__PROBLEM TO WORK ON__.
Leave every picture out and write out the records below exactly.

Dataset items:
◇ ◇ ◇ ◇
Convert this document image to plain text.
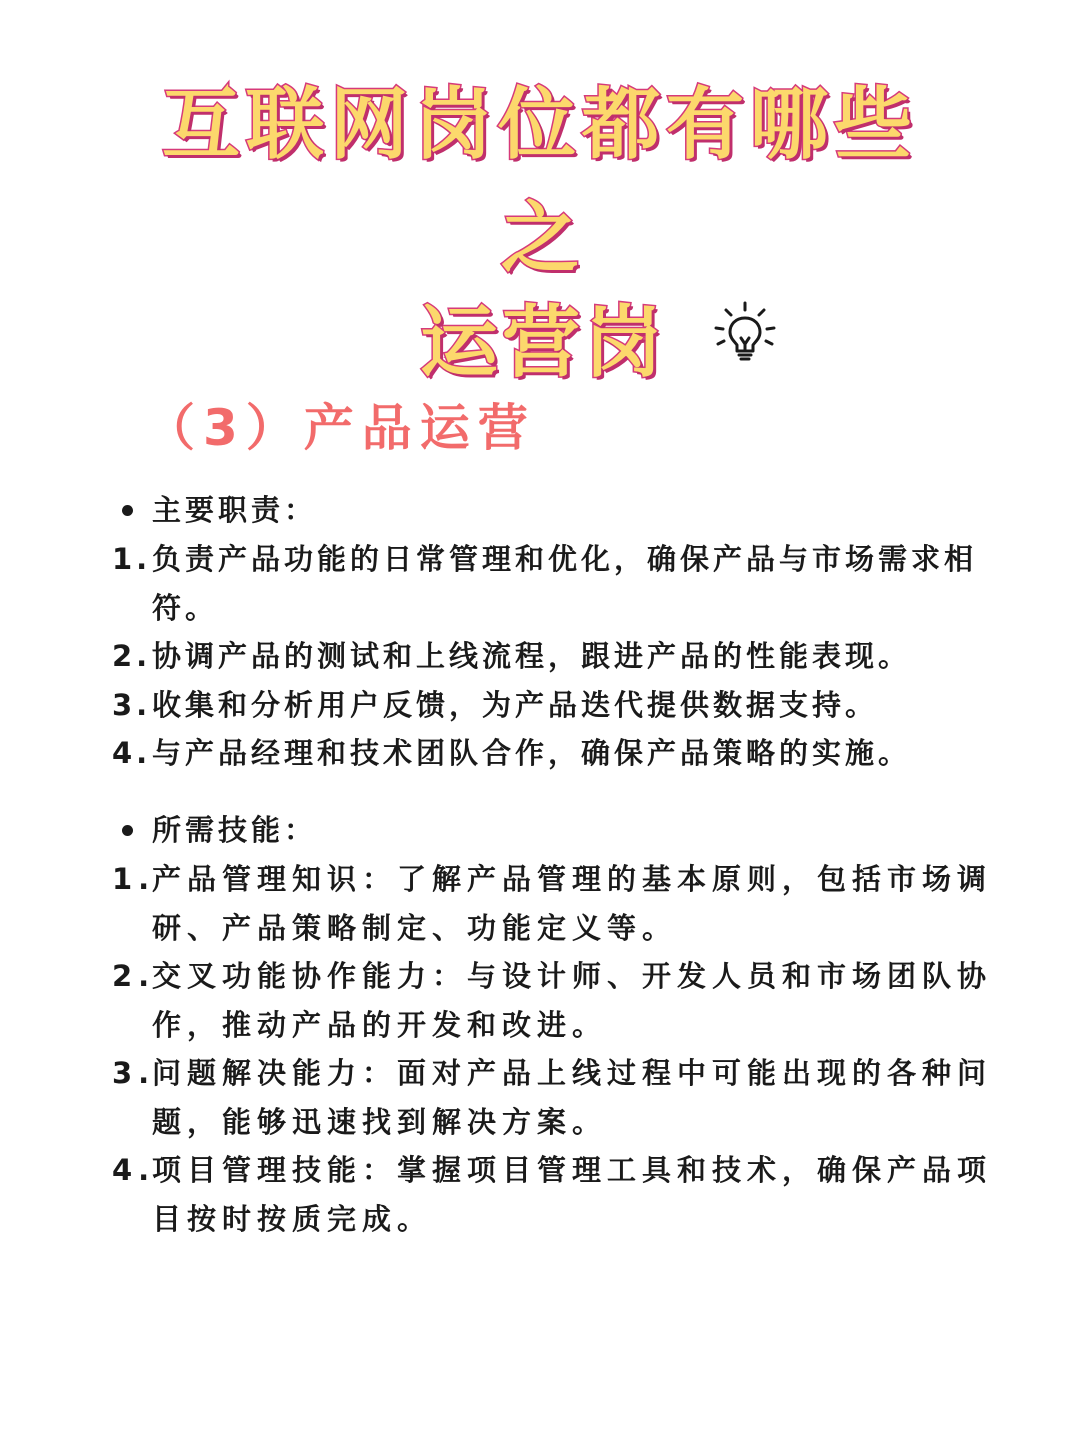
互联网岗位都有哪些
之
运营岗
（3）产品运营
主要职责：
1. 负责产品功能的日常管理和优化，确保产品与市场需求相符。
2. 协调产品的测试和上线流程，跟进产品的性能表现。
3. 收集和分析用户反馈，为产品迭代提供数据支持。
4. 与产品经理和技术团队合作，确保产品策略的实施。
所需技能：
1.
产品管理知识：了解产品管理的基本原则，包括市场调研、产品策略制定、功能定义等。
2.
交叉功能协作能力：与设计师、开发人员和市场团队协作，推动产品的开发和改进。
3.
问题解决能力：面对产品上线过程中可能出现的各种问题，能够迅速找到解决方案。
4.
项目管理技能：掌握项目管理工具和技术，确保产品项目按时按质完成。
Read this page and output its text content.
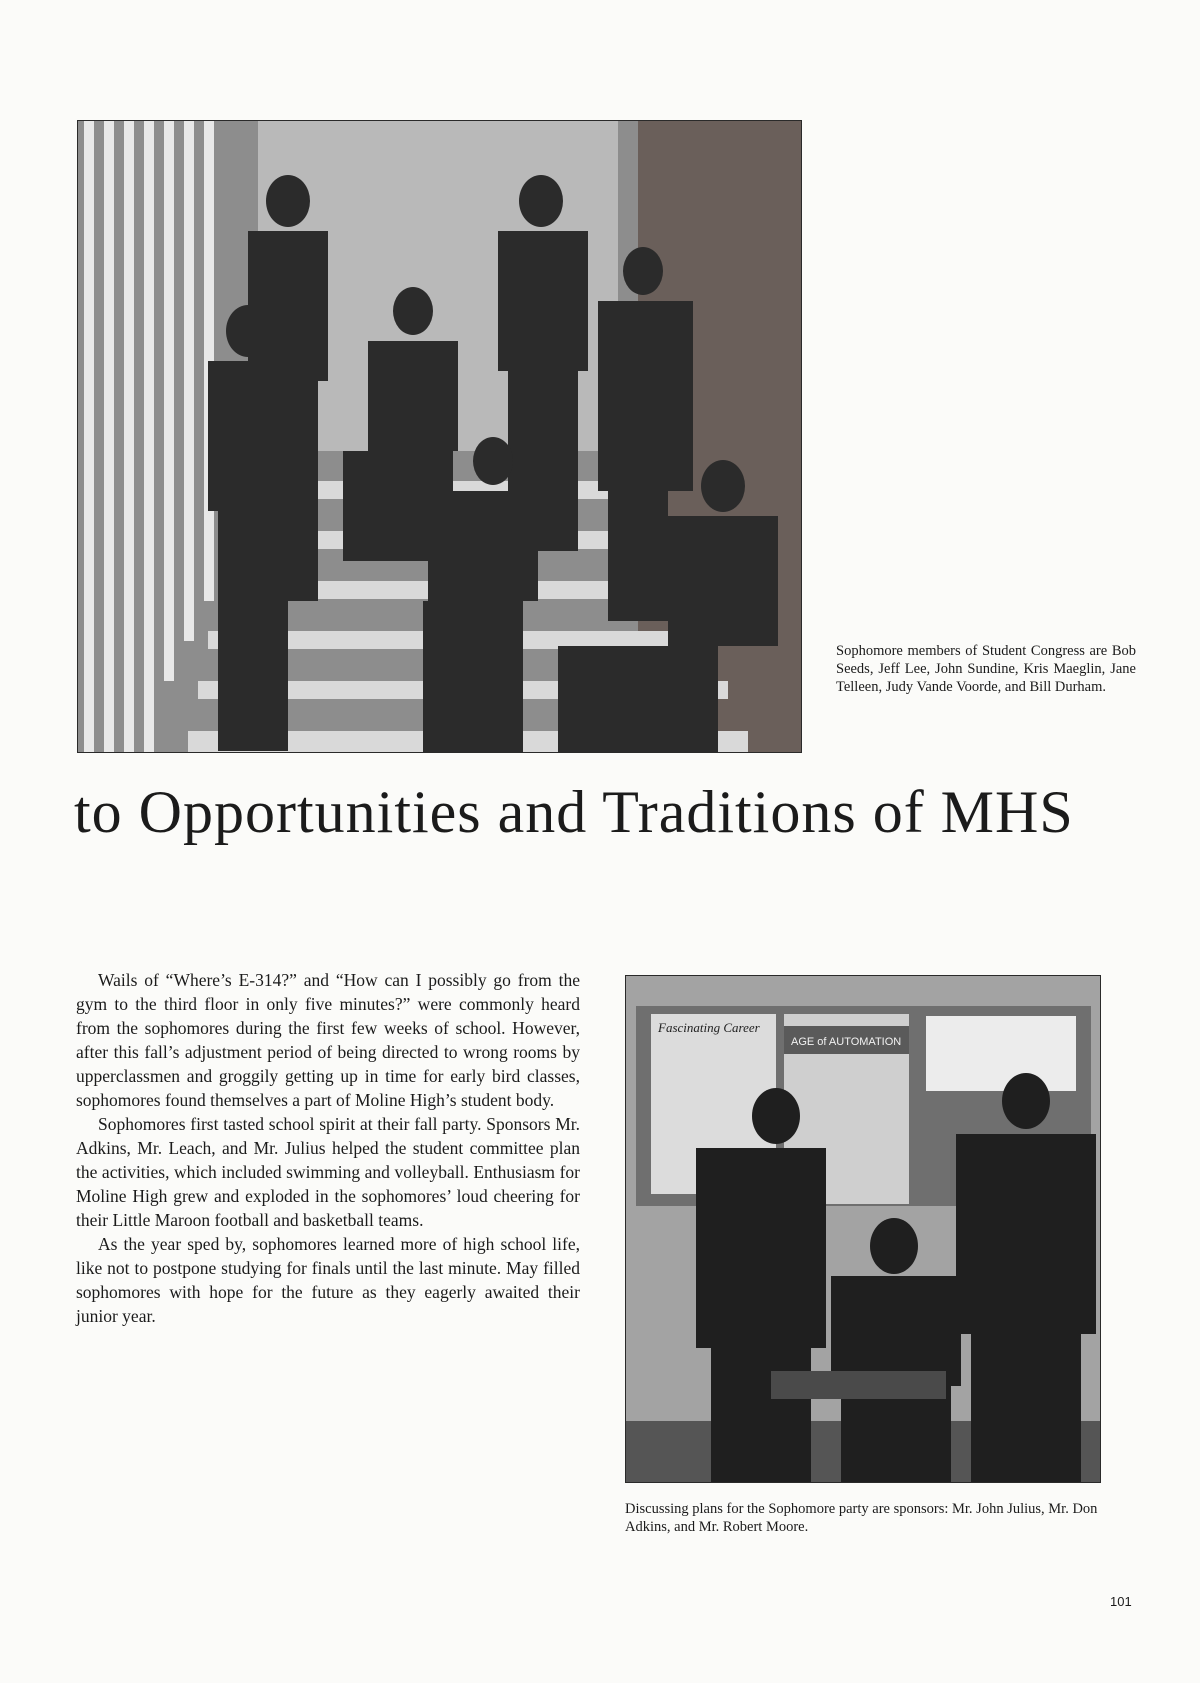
Sophomore members of Student Congress are Bob Seeds, Jeff Lee, John Sundine, Kris Maeglin, Jane Telleen, Judy Vande Voorde, and Bill Durham.

to Opportunities and Traditions of MHS

Wails of “Where’s E-314?” and “How can I possibly go from the gym to the third floor in only five minutes?” were commonly heard from the sophomores during the first few weeks of school. However, after this fall’s adjustment period of being directed to wrong rooms by upperclassmen and groggily getting up in time for early bird classes, sophomores found themselves a part of Moline High’s student body.

Sophomores first tasted school spirit at their fall party. Sponsors Mr. Adkins, Mr. Leach, and Mr. Julius helped the student committee plan the activities, which included swimming and volleyball. Enthusiasm for Moline High grew and exploded in the sophomores’ loud cheering for their Little Maroon football and basketball teams.

As the year sped by, sophomores learned more of high school life, like not to postpone studying for finals until the last minute. May filled sophomores with hope for the future as they eagerly awaited their junior year.

Fascinating Career
AGE of AUTOMATION

Discussing plans for the Sophomore party are sponsors: Mr. John Julius, Mr. Don Adkins, and Mr. Robert Moore.

101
◇ ◇ ◇ ◇
__RESPONSE__.
Convert this document image to plain text.
互联网岗位都有哪些
之
运营岗
（3）产品运营
主要职责：
1. 负责产品功能的日常管理和优化，确保产品与市场需求相符。
2. 协调产品的测试和上线流程，跟进产品的性能表现。
3. 收集和分析用户反馈，为产品迭代提供数据支持。
4. 与产品经理和技术团队合作，确保产品策略的实施。
所需技能：
1.
产品管理知识：了解产品管理的基本原则，包括市场调研、产品策略制定、功能定义等。
2.
交叉功能协作能力：与设计师、开发人员和市场团队协作，推动产品的开发和改进。
3.
问题解决能力：面对产品上线过程中可能出现的各种问题，能够迅速找到解决方案。
4.
项目管理技能：掌握项目管理工具和技术，确保产品项目按时按质完成。
Read this page and output its text content.
Sophomore members of Student Congress are Bob Seeds, Jeff Lee, John Sundine, Kris Maeglin, Jane Telleen, Judy Vande Voorde, and Bill Durham.

to Opportunities and Traditions of MHS

Wails of “Where’s E-314?” and “How can I possibly go from the gym to the third floor in only five minutes?” were commonly heard from the sophomores during the first few weeks of school. However, after this fall’s adjustment period of being directed to wrong rooms by upperclassmen and groggily getting up in time for early bird classes, sophomores found themselves a part of Moline High’s student body.

Sophomores first tasted school spirit at their fall party. Sponsors Mr. Adkins, Mr. Leach, and Mr. Julius helped the student committee plan the activities, which included swimming and volleyball. Enthusiasm for Moline High grew and exploded in the sophomores’ loud cheering for their Little Maroon football and basketball teams.

As the year sped by, sophomores learned more of high school life, like not to postpone studying for finals until the last minute. May filled sophomores with hope for the future as they eagerly awaited their junior year.

Fascinating Career
AGE of AUTOMATION

Discussing plans for the Sophomore party are sponsors: Mr. John Julius, Mr. Don Adkins, and Mr. Robert Moore.

101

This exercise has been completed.